:: WORK TO BE COMPLETED ::
Pull out from the material below all lines with "vicio".

>>

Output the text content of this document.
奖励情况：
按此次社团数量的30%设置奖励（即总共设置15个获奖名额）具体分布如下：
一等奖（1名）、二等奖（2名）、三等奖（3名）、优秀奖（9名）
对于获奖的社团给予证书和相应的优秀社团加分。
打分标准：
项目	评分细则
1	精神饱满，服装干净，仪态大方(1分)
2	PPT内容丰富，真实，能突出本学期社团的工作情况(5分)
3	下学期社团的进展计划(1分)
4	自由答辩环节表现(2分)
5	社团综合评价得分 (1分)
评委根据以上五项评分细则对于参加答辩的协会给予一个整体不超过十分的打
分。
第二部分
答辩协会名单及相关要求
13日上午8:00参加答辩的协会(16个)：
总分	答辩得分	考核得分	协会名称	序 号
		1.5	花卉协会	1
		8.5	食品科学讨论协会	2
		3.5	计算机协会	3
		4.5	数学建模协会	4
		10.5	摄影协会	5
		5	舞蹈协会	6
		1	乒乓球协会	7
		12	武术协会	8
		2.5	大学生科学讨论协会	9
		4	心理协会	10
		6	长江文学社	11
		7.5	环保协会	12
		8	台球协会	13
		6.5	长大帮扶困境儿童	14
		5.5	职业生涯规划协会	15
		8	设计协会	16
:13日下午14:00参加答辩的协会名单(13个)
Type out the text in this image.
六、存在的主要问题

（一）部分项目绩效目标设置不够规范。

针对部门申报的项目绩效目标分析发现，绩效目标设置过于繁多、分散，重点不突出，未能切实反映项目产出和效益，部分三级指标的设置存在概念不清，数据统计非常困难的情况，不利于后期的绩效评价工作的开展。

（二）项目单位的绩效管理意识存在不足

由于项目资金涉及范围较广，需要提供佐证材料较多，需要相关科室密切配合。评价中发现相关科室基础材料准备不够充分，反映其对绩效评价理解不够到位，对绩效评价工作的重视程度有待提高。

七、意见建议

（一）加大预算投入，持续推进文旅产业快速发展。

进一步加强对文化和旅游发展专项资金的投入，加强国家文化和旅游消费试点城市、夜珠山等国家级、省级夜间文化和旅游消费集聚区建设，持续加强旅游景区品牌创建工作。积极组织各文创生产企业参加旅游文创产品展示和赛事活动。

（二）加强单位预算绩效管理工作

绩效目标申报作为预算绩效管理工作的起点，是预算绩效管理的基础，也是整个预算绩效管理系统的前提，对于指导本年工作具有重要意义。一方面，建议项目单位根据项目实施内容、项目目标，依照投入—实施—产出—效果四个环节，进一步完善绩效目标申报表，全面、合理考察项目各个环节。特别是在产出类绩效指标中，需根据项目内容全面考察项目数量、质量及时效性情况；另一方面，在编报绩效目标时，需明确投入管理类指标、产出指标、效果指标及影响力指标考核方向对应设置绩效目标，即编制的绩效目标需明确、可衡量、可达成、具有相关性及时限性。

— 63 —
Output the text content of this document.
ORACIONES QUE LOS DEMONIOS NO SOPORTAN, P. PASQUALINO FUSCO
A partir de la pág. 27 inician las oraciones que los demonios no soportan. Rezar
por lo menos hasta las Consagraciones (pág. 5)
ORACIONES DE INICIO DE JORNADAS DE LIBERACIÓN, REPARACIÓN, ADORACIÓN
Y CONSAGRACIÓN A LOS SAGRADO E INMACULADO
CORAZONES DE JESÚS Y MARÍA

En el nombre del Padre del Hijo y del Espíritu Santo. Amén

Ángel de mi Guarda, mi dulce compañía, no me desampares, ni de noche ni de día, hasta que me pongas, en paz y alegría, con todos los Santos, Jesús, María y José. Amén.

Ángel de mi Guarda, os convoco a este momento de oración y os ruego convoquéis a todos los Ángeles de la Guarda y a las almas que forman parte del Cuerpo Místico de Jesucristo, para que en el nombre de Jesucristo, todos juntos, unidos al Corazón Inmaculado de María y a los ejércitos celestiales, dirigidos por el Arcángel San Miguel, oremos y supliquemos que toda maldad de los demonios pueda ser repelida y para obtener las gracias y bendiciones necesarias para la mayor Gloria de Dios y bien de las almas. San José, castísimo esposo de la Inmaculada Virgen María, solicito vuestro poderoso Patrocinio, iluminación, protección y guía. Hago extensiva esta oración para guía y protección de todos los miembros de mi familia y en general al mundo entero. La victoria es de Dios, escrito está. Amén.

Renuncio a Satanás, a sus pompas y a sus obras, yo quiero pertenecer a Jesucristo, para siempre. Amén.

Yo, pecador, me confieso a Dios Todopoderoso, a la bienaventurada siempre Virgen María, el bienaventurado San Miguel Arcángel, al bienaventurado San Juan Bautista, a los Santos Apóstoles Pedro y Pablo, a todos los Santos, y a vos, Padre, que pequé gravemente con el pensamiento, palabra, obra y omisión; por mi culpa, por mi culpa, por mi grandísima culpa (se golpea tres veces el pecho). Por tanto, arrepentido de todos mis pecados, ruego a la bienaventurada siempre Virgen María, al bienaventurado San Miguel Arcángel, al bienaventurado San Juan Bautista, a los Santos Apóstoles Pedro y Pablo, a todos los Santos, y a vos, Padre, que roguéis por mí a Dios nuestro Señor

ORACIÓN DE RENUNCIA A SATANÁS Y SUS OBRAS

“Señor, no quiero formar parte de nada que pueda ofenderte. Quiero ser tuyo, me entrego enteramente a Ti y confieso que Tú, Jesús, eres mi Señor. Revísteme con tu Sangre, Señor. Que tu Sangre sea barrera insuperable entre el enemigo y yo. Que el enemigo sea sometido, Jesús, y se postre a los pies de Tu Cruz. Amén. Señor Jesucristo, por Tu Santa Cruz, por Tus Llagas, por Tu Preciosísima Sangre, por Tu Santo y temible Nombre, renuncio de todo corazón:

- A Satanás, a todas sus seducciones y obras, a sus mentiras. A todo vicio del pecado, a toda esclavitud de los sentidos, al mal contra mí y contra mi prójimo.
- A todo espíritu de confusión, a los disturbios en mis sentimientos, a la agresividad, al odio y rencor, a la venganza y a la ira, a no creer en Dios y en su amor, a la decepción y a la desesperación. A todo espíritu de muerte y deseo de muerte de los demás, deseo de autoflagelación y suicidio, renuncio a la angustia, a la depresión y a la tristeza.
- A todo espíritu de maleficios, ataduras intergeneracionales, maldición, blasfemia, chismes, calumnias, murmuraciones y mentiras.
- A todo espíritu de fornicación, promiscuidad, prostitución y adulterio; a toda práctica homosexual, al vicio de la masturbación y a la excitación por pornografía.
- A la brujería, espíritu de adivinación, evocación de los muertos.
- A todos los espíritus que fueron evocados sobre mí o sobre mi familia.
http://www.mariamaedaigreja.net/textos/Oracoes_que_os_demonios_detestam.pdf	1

<<

:: TASK ANSWER ::
- A Satanás, a todas sus seducciones y obras, a sus mentiras. A todo vicio del pecado, a toda esclavitud de los sentidos, al mal contra mí y contra mi prójimo.
- A todo espíritu de fornicación, promiscuidad, prostitución y adulterio; a toda práctica homosexual, al vicio de la masturbación y a la excitación por pornografía.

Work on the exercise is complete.